**Provided records:**
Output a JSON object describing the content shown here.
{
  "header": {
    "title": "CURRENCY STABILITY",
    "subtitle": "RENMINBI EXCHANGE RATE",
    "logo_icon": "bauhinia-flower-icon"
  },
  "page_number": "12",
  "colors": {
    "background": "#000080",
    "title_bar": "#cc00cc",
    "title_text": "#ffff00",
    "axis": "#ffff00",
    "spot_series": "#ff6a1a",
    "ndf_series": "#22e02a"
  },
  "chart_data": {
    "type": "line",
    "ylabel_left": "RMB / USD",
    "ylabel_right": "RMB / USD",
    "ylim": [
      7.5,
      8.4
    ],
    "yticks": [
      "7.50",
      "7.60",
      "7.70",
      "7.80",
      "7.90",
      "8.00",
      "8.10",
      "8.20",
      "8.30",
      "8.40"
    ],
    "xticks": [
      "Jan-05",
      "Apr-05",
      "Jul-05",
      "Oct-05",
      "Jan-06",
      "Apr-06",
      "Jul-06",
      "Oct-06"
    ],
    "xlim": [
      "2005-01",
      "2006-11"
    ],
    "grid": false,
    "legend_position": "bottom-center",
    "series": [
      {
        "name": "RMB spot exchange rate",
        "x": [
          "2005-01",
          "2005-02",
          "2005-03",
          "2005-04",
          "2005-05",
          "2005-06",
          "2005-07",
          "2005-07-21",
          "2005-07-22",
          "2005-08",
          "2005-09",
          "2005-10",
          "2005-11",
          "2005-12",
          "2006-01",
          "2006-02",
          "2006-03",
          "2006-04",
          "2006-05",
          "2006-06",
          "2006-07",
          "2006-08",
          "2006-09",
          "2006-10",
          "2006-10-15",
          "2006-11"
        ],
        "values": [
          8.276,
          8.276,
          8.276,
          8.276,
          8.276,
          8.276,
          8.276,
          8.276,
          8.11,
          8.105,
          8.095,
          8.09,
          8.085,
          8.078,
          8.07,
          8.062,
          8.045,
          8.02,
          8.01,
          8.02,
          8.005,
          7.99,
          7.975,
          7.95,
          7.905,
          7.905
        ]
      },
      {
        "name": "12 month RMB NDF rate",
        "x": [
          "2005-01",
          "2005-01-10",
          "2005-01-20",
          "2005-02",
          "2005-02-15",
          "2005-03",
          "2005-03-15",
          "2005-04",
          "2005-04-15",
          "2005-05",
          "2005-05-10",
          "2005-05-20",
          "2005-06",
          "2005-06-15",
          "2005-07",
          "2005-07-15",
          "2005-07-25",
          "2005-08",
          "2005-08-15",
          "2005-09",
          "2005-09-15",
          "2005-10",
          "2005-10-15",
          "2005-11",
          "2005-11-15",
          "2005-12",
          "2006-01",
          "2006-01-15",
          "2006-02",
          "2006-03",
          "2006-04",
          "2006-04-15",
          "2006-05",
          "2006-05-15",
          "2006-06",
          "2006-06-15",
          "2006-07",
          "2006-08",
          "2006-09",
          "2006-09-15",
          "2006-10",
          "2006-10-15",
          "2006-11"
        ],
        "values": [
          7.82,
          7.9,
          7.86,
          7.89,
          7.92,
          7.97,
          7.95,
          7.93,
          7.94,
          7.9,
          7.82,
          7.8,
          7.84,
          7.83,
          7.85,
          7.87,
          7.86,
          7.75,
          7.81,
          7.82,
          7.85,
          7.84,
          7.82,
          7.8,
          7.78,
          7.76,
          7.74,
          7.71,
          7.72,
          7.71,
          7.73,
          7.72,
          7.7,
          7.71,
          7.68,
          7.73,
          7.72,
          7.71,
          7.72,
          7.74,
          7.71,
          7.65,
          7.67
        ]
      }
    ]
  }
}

**Requirements:** Please repeat all the records above exactly as they appear.

**Answer:**
Output a JSON object describing the content shown here.
{
  "header": {
    "title": "CURRENCY STABILITY",
    "subtitle": "RENMINBI EXCHANGE RATE",
    "logo_icon": "bauhinia-flower-icon"
  },
  "page_number": "12",
  "colors": {
    "background": "#000080",
    "title_bar": "#cc00cc",
    "title_text": "#ffff00",
    "axis": "#ffff00",
    "spot_series": "#ff6a1a",
    "ndf_series": "#22e02a"
  },
  "chart_data": {
    "type": "line",
    "ylabel_left": "RMB / USD",
    "ylabel_right": "RMB / USD",
    "ylim": [
      7.5,
      8.4
    ],
    "yticks": [
      "7.50",
      "7.60",
      "7.70",
      "7.80",
      "7.90",
      "8.00",
      "8.10",
      "8.20",
      "8.30",
      "8.40"
    ],
    "xticks": [
      "Jan-05",
      "Apr-05",
      "Jul-05",
      "Oct-05",
      "Jan-06",
      "Apr-06",
      "Jul-06",
      "Oct-06"
    ],
    "xlim": [
      "2005-01",
      "2006-11"
    ],
    "grid": false,
    "legend_position": "bottom-center",
    "series": [
      {
        "name": "RMB spot exchange rate",
        "x": [
          "2005-01",
          "2005-02",
          "2005-03",
          "2005-04",
          "2005-05",
          "2005-06",
          "2005-07",
          "2005-07-21",
          "2005-07-22",
          "2005-08",
          "2005-09",
          "2005-10",
          "2005-11",
          "2005-12",
          "2006-01",
          "2006-02",
          "2006-03",
          "2006-04",
          "2006-05",
          "2006-06",
          "2006-07",
          "2006-08",
          "2006-09",
          "2006-10",
          "2006-10-15",
          "2006-11"
        ],
        "values": [
          8.276,
          8.276,
          8.276,
          8.276,
          8.276,
          8.276,
          8.276,
          8.276,
          8.11,
          8.105,
          8.095,
          8.09,
          8.085,
          8.078,
          8.07,
          8.062,
          8.045,
          8.02,
          8.01,
          8.02,
          8.005,
          7.99,
          7.975,
          7.95,
          7.905,
          7.905
        ]
      },
      {
        "name": "12 month RMB NDF rate",
        "x": [
          "2005-01",
          "2005-01-10",
          "2005-01-20",
          "2005-02",
          "2005-02-15",
          "2005-03",
          "2005-03-15",
          "2005-04",
          "2005-04-15",
          "2005-05",
          "2005-05-10",
          "2005-05-20",
          "2005-06",
          "2005-06-15",
          "2005-07",
          "2005-07-15",
          "2005-07-25",
          "2005-08",
          "2005-08-15",
          "2005-09",
          "2005-09-15",
          "2005-10",
          "2005-10-15",
          "2005-11",
          "2005-11-15",
          "2005-12",
          "2006-01",
          "2006-01-15",
          "2006-02",
          "2006-03",
          "2006-04",
          "2006-04-15",
          "2006-05",
          "2006-05-15",
          "2006-06",
          "2006-06-15",
          "2006-07",
          "2006-08",
          "2006-09",
          "2006-09-15",
          "2006-10",
          "2006-10-15",
          "2006-11"
        ],
        "values": [
          7.82,
          7.9,
          7.86,
          7.89,
          7.92,
          7.97,
          7.95,
          7.93,
          7.94,
          7.9,
          7.82,
          7.8,
          7.84,
          7.83,
          7.85,
          7.87,
          7.86,
          7.75,
          7.81,
          7.82,
          7.85,
          7.84,
          7.82,
          7.8,
          7.78,
          7.76,
          7.74,
          7.71,
          7.72,
          7.71,
          7.73,
          7.72,
          7.7,
          7.71,
          7.68,
          7.73,
          7.72,
          7.71,
          7.72,
          7.74,
          7.71,
          7.65,
          7.67
        ]
      }
    ]
  }
}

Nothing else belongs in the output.